Task data
=======
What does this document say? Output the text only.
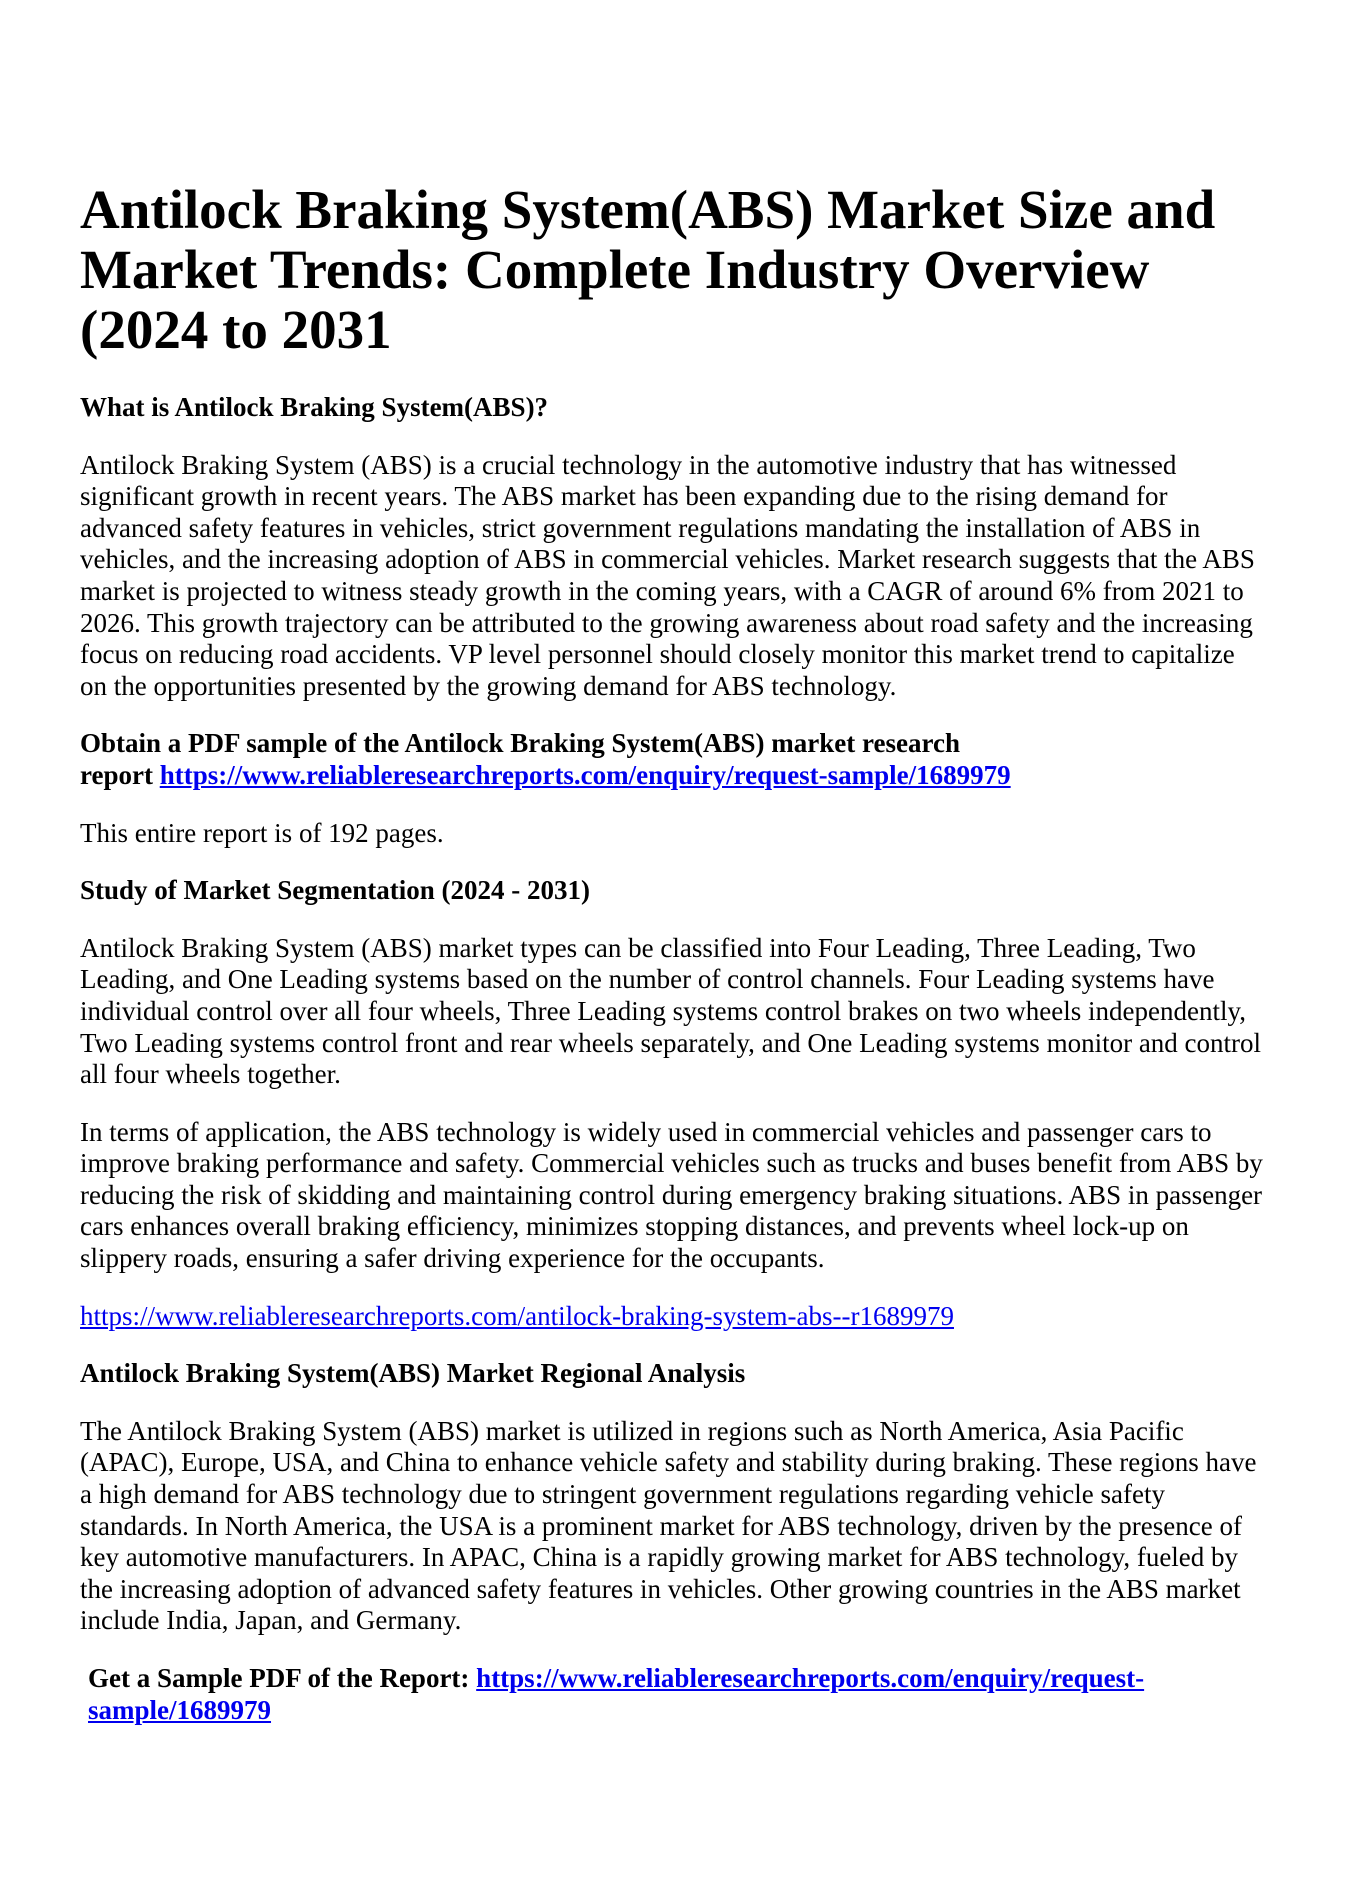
Antilock Braking System(ABS) Market Size and Market Trends: Complete Industry Overview (2024 to 2031
What is Antilock Braking System(ABS)?

Antilock Braking System (ABS) is a crucial technology in the automotive industry that has witnessed significant growth in recent years. The ABS market has been expanding due to the rising demand for advanced safety features in vehicles, strict government regulations mandating the installation of ABS in vehicles, and the increasing adoption of ABS in commercial vehicles. Market research suggests that the ABS market is projected to witness steady growth in the coming years, with a CAGR of around 6% from 2021 to 2026. This growth trajectory can be attributed to the growing awareness about road safety and the increasing focus on reducing road accidents. VP level personnel should closely monitor this market trend to capitalize on the opportunities presented by the growing demand for ABS technology.

Obtain a PDF sample of the Antilock Braking System(ABS) market research
report https://www.reliableresearchreports.com/enquiry/request-sample/1689979

This entire report is of 192 pages.

Study of Market Segmentation (2024 - 2031)

Antilock Braking System (ABS) market types can be classified into Four Leading, Three Leading, Two Leading, and One Leading systems based on the number of control channels. Four Leading systems have individual control over all four wheels, Three Leading systems control brakes on two wheels independently, Two Leading systems control front and rear wheels separately, and One Leading systems monitor and control all four wheels together.

In terms of application, the ABS technology is widely used in commercial vehicles and passenger cars to improve braking performance and safety. Commercial vehicles such as trucks and buses benefit from ABS by reducing the risk of skidding and maintaining control during emergency braking situations. ABS in passenger cars enhances overall braking efficiency, minimizes stopping distances, and prevents wheel lock-up on slippery roads, ensuring a safer driving experience for the occupants.

https://www.reliableresearchreports.com/antilock-braking-system-abs--r1689979

Antilock Braking System(ABS) Market Regional Analysis

The Antilock Braking System (ABS) market is utilized in regions such as North America, Asia Pacific (APAC), Europe, USA, and China to enhance vehicle safety and stability during braking. These regions have a high demand for ABS technology due to stringent government regulations regarding vehicle safety standards. In North America, the USA is a prominent market for ABS technology, driven by the presence of key automotive manufacturers. In APAC, China is a rapidly growing market for ABS technology, fueled by the increasing adoption of advanced safety features in vehicles. Other growing countries in the ABS market include India, Japan, and Germany.

Get a Sample PDF of the Report: https://www.reliableresearchreports.com/enquiry/request-sample/1689979
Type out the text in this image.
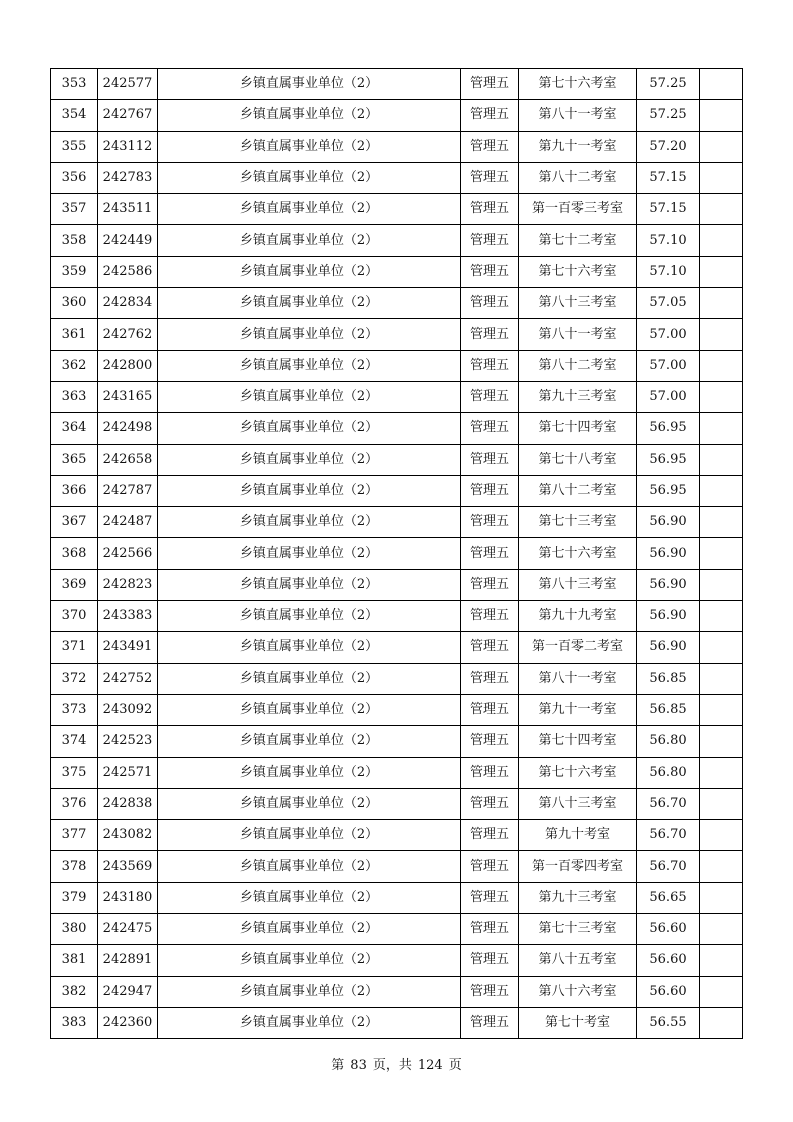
353	242577	乡镇直属事业单位（2）	管理五	第七十六考室	57.25	
354	242767	乡镇直属事业单位（2）	管理五	第八十一考室	57.25	
355	243112	乡镇直属事业单位（2）	管理五	第九十一考室	57.20	
356	242783	乡镇直属事业单位（2）	管理五	第八十二考室	57.15	
357	243511	乡镇直属事业单位（2）	管理五	第一百零三考室	57.15	
358	242449	乡镇直属事业单位（2）	管理五	第七十二考室	57.10	
359	242586	乡镇直属事业单位（2）	管理五	第七十六考室	57.10	
360	242834	乡镇直属事业单位（2）	管理五	第八十三考室	57.05	
361	242762	乡镇直属事业单位（2）	管理五	第八十一考室	57.00	
362	242800	乡镇直属事业单位（2）	管理五	第八十二考室	57.00	
363	243165	乡镇直属事业单位（2）	管理五	第九十三考室	57.00	
364	242498	乡镇直属事业单位（2）	管理五	第七十四考室	56.95	
365	242658	乡镇直属事业单位（2）	管理五	第七十八考室	56.95	
366	242787	乡镇直属事业单位（2）	管理五	第八十二考室	56.95	
367	242487	乡镇直属事业单位（2）	管理五	第七十三考室	56.90	
368	242566	乡镇直属事业单位（2）	管理五	第七十六考室	56.90	
369	242823	乡镇直属事业单位（2）	管理五	第八十三考室	56.90	
370	243383	乡镇直属事业单位（2）	管理五	第九十九考室	56.90	
371	243491	乡镇直属事业单位（2）	管理五	第一百零二考室	56.90	
372	242752	乡镇直属事业单位（2）	管理五	第八十一考室	56.85	
373	243092	乡镇直属事业单位（2）	管理五	第九十一考室	56.85	
374	242523	乡镇直属事业单位（2）	管理五	第七十四考室	56.80	
375	242571	乡镇直属事业单位（2）	管理五	第七十六考室	56.80	
376	242838	乡镇直属事业单位（2）	管理五	第八十三考室	56.70	
377	243082	乡镇直属事业单位（2）	管理五	第九十考室	56.70	
378	243569	乡镇直属事业单位（2）	管理五	第一百零四考室	56.70	
379	243180	乡镇直属事业单位（2）	管理五	第九十三考室	56.65	
380	242475	乡镇直属事业单位（2）	管理五	第七十三考室	56.60	
381	242891	乡镇直属事业单位（2）	管理五	第八十五考室	56.60	
382	242947	乡镇直属事业单位（2）	管理五	第八十六考室	56.60	
383	242360	乡镇直属事业单位（2）	管理五	第七十考室	56.55	
第 83 页，共 124 页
=======
Prompt
Transcribe each entry precisely as given, leaving the pictures out.

Exercise result
What does this document say? Output the text only.
Antilock Braking System(ABS) Market Size and Market Trends: Complete Industry Overview (2024 to 2031
What is Antilock Braking System(ABS)?

Antilock Braking System (ABS) is a crucial technology in the automotive industry that has witnessed significant growth in recent years. The ABS market has been expanding due to the rising demand for advanced safety features in vehicles, strict government regulations mandating the installation of ABS in vehicles, and the increasing adoption of ABS in commercial vehicles. Market research suggests that the ABS market is projected to witness steady growth in the coming years, with a CAGR of around 6% from 2021 to 2026. This growth trajectory can be attributed to the growing awareness about road safety and the increasing focus on reducing road accidents. VP level personnel should closely monitor this market trend to capitalize on the opportunities presented by the growing demand for ABS technology.

Obtain a PDF sample of the Antilock Braking System(ABS) market research
report https://www.reliableresearchreports.com/enquiry/request-sample/1689979

This entire report is of 192 pages.

Study of Market Segmentation (2024 - 2031)

Antilock Braking System (ABS) market types can be classified into Four Leading, Three Leading, Two Leading, and One Leading systems based on the number of control channels. Four Leading systems have individual control over all four wheels, Three Leading systems control brakes on two wheels independently, Two Leading systems control front and rear wheels separately, and One Leading systems monitor and control all four wheels together.

In terms of application, the ABS technology is widely used in commercial vehicles and passenger cars to improve braking performance and safety. Commercial vehicles such as trucks and buses benefit from ABS by reducing the risk of skidding and maintaining control during emergency braking situations. ABS in passenger cars enhances overall braking efficiency, minimizes stopping distances, and prevents wheel lock-up on slippery roads, ensuring a safer driving experience for the occupants.

https://www.reliableresearchreports.com/antilock-braking-system-abs--r1689979

Antilock Braking System(ABS) Market Regional Analysis

The Antilock Braking System (ABS) market is utilized in regions such as North America, Asia Pacific (APAC), Europe, USA, and China to enhance vehicle safety and stability during braking. These regions have a high demand for ABS technology due to stringent government regulations regarding vehicle safety standards. In North America, the USA is a prominent market for ABS technology, driven by the presence of key automotive manufacturers. In APAC, China is a rapidly growing market for ABS technology, fueled by the increasing adoption of advanced safety features in vehicles. Other growing countries in the ABS market include India, Japan, and Germany.

Get a Sample PDF of the Report: https://www.reliableresearchreports.com/enquiry/request-sample/1689979
Type out the text in this image.
353	242577	乡镇直属事业单位（2）	管理五	第七十六考室	57.25	
354	242767	乡镇直属事业单位（2）	管理五	第八十一考室	57.25	
355	243112	乡镇直属事业单位（2）	管理五	第九十一考室	57.20	
356	242783	乡镇直属事业单位（2）	管理五	第八十二考室	57.15	
357	243511	乡镇直属事业单位（2）	管理五	第一百零三考室	57.15	
358	242449	乡镇直属事业单位（2）	管理五	第七十二考室	57.10	
359	242586	乡镇直属事业单位（2）	管理五	第七十六考室	57.10	
360	242834	乡镇直属事业单位（2）	管理五	第八十三考室	57.05	
361	242762	乡镇直属事业单位（2）	管理五	第八十一考室	57.00	
362	242800	乡镇直属事业单位（2）	管理五	第八十二考室	57.00	
363	243165	乡镇直属事业单位（2）	管理五	第九十三考室	57.00	
364	242498	乡镇直属事业单位（2）	管理五	第七十四考室	56.95	
365	242658	乡镇直属事业单位（2）	管理五	第七十八考室	56.95	
366	242787	乡镇直属事业单位（2）	管理五	第八十二考室	56.95	
367	242487	乡镇直属事业单位（2）	管理五	第七十三考室	56.90	
368	242566	乡镇直属事业单位（2）	管理五	第七十六考室	56.90	
369	242823	乡镇直属事业单位（2）	管理五	第八十三考室	56.90	
370	243383	乡镇直属事业单位（2）	管理五	第九十九考室	56.90	
371	243491	乡镇直属事业单位（2）	管理五	第一百零二考室	56.90	
372	242752	乡镇直属事业单位（2）	管理五	第八十一考室	56.85	
373	243092	乡镇直属事业单位（2）	管理五	第九十一考室	56.85	
374	242523	乡镇直属事业单位（2）	管理五	第七十四考室	56.80	
375	242571	乡镇直属事业单位（2）	管理五	第七十六考室	56.80	
376	242838	乡镇直属事业单位（2）	管理五	第八十三考室	56.70	
377	243082	乡镇直属事业单位（2）	管理五	第九十考室	56.70	
378	243569	乡镇直属事业单位（2）	管理五	第一百零四考室	56.70	
379	243180	乡镇直属事业单位（2）	管理五	第九十三考室	56.65	
380	242475	乡镇直属事业单位（2）	管理五	第七十三考室	56.60	
381	242891	乡镇直属事业单位（2）	管理五	第八十五考室	56.60	
382	242947	乡镇直属事业单位（2）	管理五	第八十六考室	56.60	
383	242360	乡镇直属事业单位（2）	管理五	第七十考室	56.55	
第 83 页，共 124 页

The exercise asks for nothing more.